### Task input
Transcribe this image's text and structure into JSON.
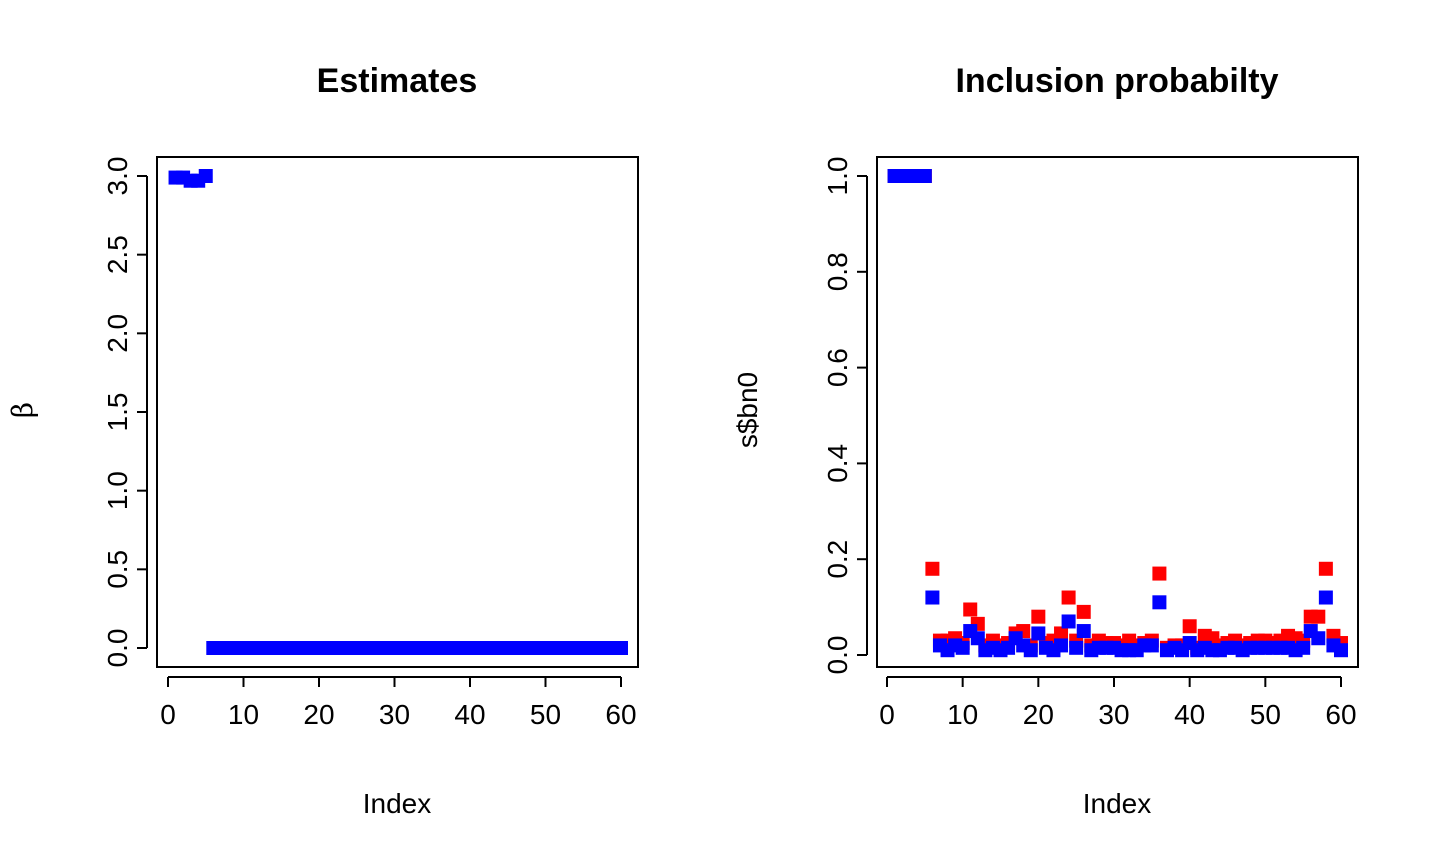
{
  "colors": {
    "blue": "#0000ff",
    "red": "#ff0000",
    "axis": "#000000"
  },
  "chart_data": [
    {
      "type": "scatter",
      "title": "Estimates",
      "xlabel": "Index",
      "ylabel": "β",
      "xlim": [
        0,
        61
      ],
      "ylim": [
        0,
        3
      ],
      "xticks": [
        "0",
        "10",
        "20",
        "30",
        "40",
        "50",
        "60"
      ],
      "yticks": [
        "0.0",
        "0.5",
        "1.0",
        "1.5",
        "2.0",
        "2.5",
        "3.0"
      ],
      "grid": false,
      "marker": "square",
      "series": [
        {
          "color": "#0000ff",
          "x": [
            1,
            2,
            3,
            4,
            5,
            6,
            7,
            8,
            9,
            10,
            11,
            12,
            13,
            14,
            15,
            16,
            17,
            18,
            19,
            20,
            21,
            22,
            23,
            24,
            25,
            26,
            27,
            28,
            29,
            30,
            31,
            32,
            33,
            34,
            35,
            36,
            37,
            38,
            39,
            40,
            41,
            42,
            43,
            44,
            45,
            46,
            47,
            48,
            49,
            50,
            51,
            52,
            53,
            54,
            55,
            56,
            57,
            58,
            59,
            60
          ],
          "y": [
            2.99,
            2.99,
            2.97,
            2.97,
            3.0,
            0,
            0,
            0,
            0,
            0,
            0,
            0,
            0,
            0,
            0,
            0,
            0,
            0,
            0,
            0,
            0,
            0,
            0,
            0,
            0,
            0,
            0,
            0,
            0,
            0,
            0,
            0,
            0,
            0,
            0,
            0,
            0,
            0,
            0,
            0,
            0,
            0,
            0,
            0,
            0,
            0,
            0,
            0,
            0,
            0,
            0,
            0,
            0,
            0,
            0,
            0,
            0,
            0,
            0,
            0
          ]
        }
      ]
    },
    {
      "type": "scatter",
      "title": "Inclusion probabilty",
      "xlabel": "Index",
      "ylabel": "s$bn0",
      "xlim": [
        0,
        61
      ],
      "ylim": [
        0,
        1
      ],
      "xticks": [
        "0",
        "10",
        "20",
        "30",
        "40",
        "50",
        "60"
      ],
      "yticks": [
        "0.0",
        "0.2",
        "0.4",
        "0.6",
        "0.8",
        "1.0"
      ],
      "grid": false,
      "marker": "square",
      "series": [
        {
          "color": "#ff0000",
          "x": [
            1,
            2,
            3,
            4,
            5,
            6,
            7,
            8,
            9,
            10,
            11,
            12,
            13,
            14,
            15,
            16,
            17,
            18,
            19,
            20,
            21,
            22,
            23,
            24,
            25,
            26,
            27,
            28,
            29,
            30,
            31,
            32,
            33,
            34,
            35,
            36,
            37,
            38,
            39,
            40,
            41,
            42,
            43,
            44,
            45,
            46,
            47,
            48,
            49,
            50,
            51,
            52,
            53,
            54,
            55,
            56,
            57,
            58,
            59,
            60
          ],
          "y": [
            1,
            1,
            1,
            1,
            1,
            0.18,
            0.03,
            0.03,
            0.035,
            0.025,
            0.095,
            0.065,
            0.02,
            0.03,
            0.02,
            0.025,
            0.045,
            0.05,
            0.02,
            0.08,
            0.025,
            0.03,
            0.045,
            0.12,
            0.03,
            0.09,
            0.02,
            0.03,
            0.025,
            0.025,
            0.02,
            0.03,
            0.02,
            0.025,
            0.03,
            0.17,
            0.015,
            0.02,
            0.02,
            0.06,
            0.015,
            0.04,
            0.035,
            0.02,
            0.025,
            0.03,
            0.02,
            0.025,
            0.03,
            0.03,
            0.025,
            0.03,
            0.04,
            0.035,
            0.03,
            0.08,
            0.08,
            0.18,
            0.04,
            0.025
          ]
        },
        {
          "color": "#0000ff",
          "x": [
            1,
            2,
            3,
            4,
            5,
            6,
            7,
            8,
            9,
            10,
            11,
            12,
            13,
            14,
            15,
            16,
            17,
            18,
            19,
            20,
            21,
            22,
            23,
            24,
            25,
            26,
            27,
            28,
            29,
            30,
            31,
            32,
            33,
            34,
            35,
            36,
            37,
            38,
            39,
            40,
            41,
            42,
            43,
            44,
            45,
            46,
            47,
            48,
            49,
            50,
            51,
            52,
            53,
            54,
            55,
            56,
            57,
            58,
            59,
            60
          ],
          "y": [
            1,
            1,
            1,
            1,
            1,
            0.12,
            0.02,
            0.01,
            0.02,
            0.015,
            0.05,
            0.035,
            0.01,
            0.015,
            0.01,
            0.015,
            0.035,
            0.02,
            0.01,
            0.045,
            0.015,
            0.01,
            0.02,
            0.07,
            0.015,
            0.05,
            0.01,
            0.015,
            0.015,
            0.015,
            0.01,
            0.01,
            0.01,
            0.02,
            0.02,
            0.11,
            0.01,
            0.015,
            0.01,
            0.025,
            0.01,
            0.015,
            0.01,
            0.01,
            0.015,
            0.015,
            0.01,
            0.015,
            0.015,
            0.015,
            0.015,
            0.015,
            0.015,
            0.01,
            0.015,
            0.05,
            0.035,
            0.12,
            0.02,
            0.01
          ]
        }
      ]
    }
  ]
}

### What you will do
Go through the entries above and print each one exactly, minus the pictures.

### Solution to the problem
Transcribe this image's text and structure into JSON.
{
  "colors": {
    "blue": "#0000ff",
    "red": "#ff0000",
    "axis": "#000000"
  },
  "chart_data": [
    {
      "type": "scatter",
      "title": "Estimates",
      "xlabel": "Index",
      "ylabel": "β",
      "xlim": [
        0,
        61
      ],
      "ylim": [
        0,
        3
      ],
      "xticks": [
        "0",
        "10",
        "20",
        "30",
        "40",
        "50",
        "60"
      ],
      "yticks": [
        "0.0",
        "0.5",
        "1.0",
        "1.5",
        "2.0",
        "2.5",
        "3.0"
      ],
      "grid": false,
      "marker": "square",
      "series": [
        {
          "color": "#0000ff",
          "x": [
            1,
            2,
            3,
            4,
            5,
            6,
            7,
            8,
            9,
            10,
            11,
            12,
            13,
            14,
            15,
            16,
            17,
            18,
            19,
            20,
            21,
            22,
            23,
            24,
            25,
            26,
            27,
            28,
            29,
            30,
            31,
            32,
            33,
            34,
            35,
            36,
            37,
            38,
            39,
            40,
            41,
            42,
            43,
            44,
            45,
            46,
            47,
            48,
            49,
            50,
            51,
            52,
            53,
            54,
            55,
            56,
            57,
            58,
            59,
            60
          ],
          "y": [
            2.99,
            2.99,
            2.97,
            2.97,
            3.0,
            0,
            0,
            0,
            0,
            0,
            0,
            0,
            0,
            0,
            0,
            0,
            0,
            0,
            0,
            0,
            0,
            0,
            0,
            0,
            0,
            0,
            0,
            0,
            0,
            0,
            0,
            0,
            0,
            0,
            0,
            0,
            0,
            0,
            0,
            0,
            0,
            0,
            0,
            0,
            0,
            0,
            0,
            0,
            0,
            0,
            0,
            0,
            0,
            0,
            0,
            0,
            0,
            0,
            0,
            0
          ]
        }
      ]
    },
    {
      "type": "scatter",
      "title": "Inclusion probabilty",
      "xlabel": "Index",
      "ylabel": "s$bn0",
      "xlim": [
        0,
        61
      ],
      "ylim": [
        0,
        1
      ],
      "xticks": [
        "0",
        "10",
        "20",
        "30",
        "40",
        "50",
        "60"
      ],
      "yticks": [
        "0.0",
        "0.2",
        "0.4",
        "0.6",
        "0.8",
        "1.0"
      ],
      "grid": false,
      "marker": "square",
      "series": [
        {
          "color": "#ff0000",
          "x": [
            1,
            2,
            3,
            4,
            5,
            6,
            7,
            8,
            9,
            10,
            11,
            12,
            13,
            14,
            15,
            16,
            17,
            18,
            19,
            20,
            21,
            22,
            23,
            24,
            25,
            26,
            27,
            28,
            29,
            30,
            31,
            32,
            33,
            34,
            35,
            36,
            37,
            38,
            39,
            40,
            41,
            42,
            43,
            44,
            45,
            46,
            47,
            48,
            49,
            50,
            51,
            52,
            53,
            54,
            55,
            56,
            57,
            58,
            59,
            60
          ],
          "y": [
            1,
            1,
            1,
            1,
            1,
            0.18,
            0.03,
            0.03,
            0.035,
            0.025,
            0.095,
            0.065,
            0.02,
            0.03,
            0.02,
            0.025,
            0.045,
            0.05,
            0.02,
            0.08,
            0.025,
            0.03,
            0.045,
            0.12,
            0.03,
            0.09,
            0.02,
            0.03,
            0.025,
            0.025,
            0.02,
            0.03,
            0.02,
            0.025,
            0.03,
            0.17,
            0.015,
            0.02,
            0.02,
            0.06,
            0.015,
            0.04,
            0.035,
            0.02,
            0.025,
            0.03,
            0.02,
            0.025,
            0.03,
            0.03,
            0.025,
            0.03,
            0.04,
            0.035,
            0.03,
            0.08,
            0.08,
            0.18,
            0.04,
            0.025
          ]
        },
        {
          "color": "#0000ff",
          "x": [
            1,
            2,
            3,
            4,
            5,
            6,
            7,
            8,
            9,
            10,
            11,
            12,
            13,
            14,
            15,
            16,
            17,
            18,
            19,
            20,
            21,
            22,
            23,
            24,
            25,
            26,
            27,
            28,
            29,
            30,
            31,
            32,
            33,
            34,
            35,
            36,
            37,
            38,
            39,
            40,
            41,
            42,
            43,
            44,
            45,
            46,
            47,
            48,
            49,
            50,
            51,
            52,
            53,
            54,
            55,
            56,
            57,
            58,
            59,
            60
          ],
          "y": [
            1,
            1,
            1,
            1,
            1,
            0.12,
            0.02,
            0.01,
            0.02,
            0.015,
            0.05,
            0.035,
            0.01,
            0.015,
            0.01,
            0.015,
            0.035,
            0.02,
            0.01,
            0.045,
            0.015,
            0.01,
            0.02,
            0.07,
            0.015,
            0.05,
            0.01,
            0.015,
            0.015,
            0.015,
            0.01,
            0.01,
            0.01,
            0.02,
            0.02,
            0.11,
            0.01,
            0.015,
            0.01,
            0.025,
            0.01,
            0.015,
            0.01,
            0.01,
            0.015,
            0.015,
            0.01,
            0.015,
            0.015,
            0.015,
            0.015,
            0.015,
            0.015,
            0.01,
            0.015,
            0.05,
            0.035,
            0.12,
            0.02,
            0.01
          ]
        }
      ]
    }
  ]
}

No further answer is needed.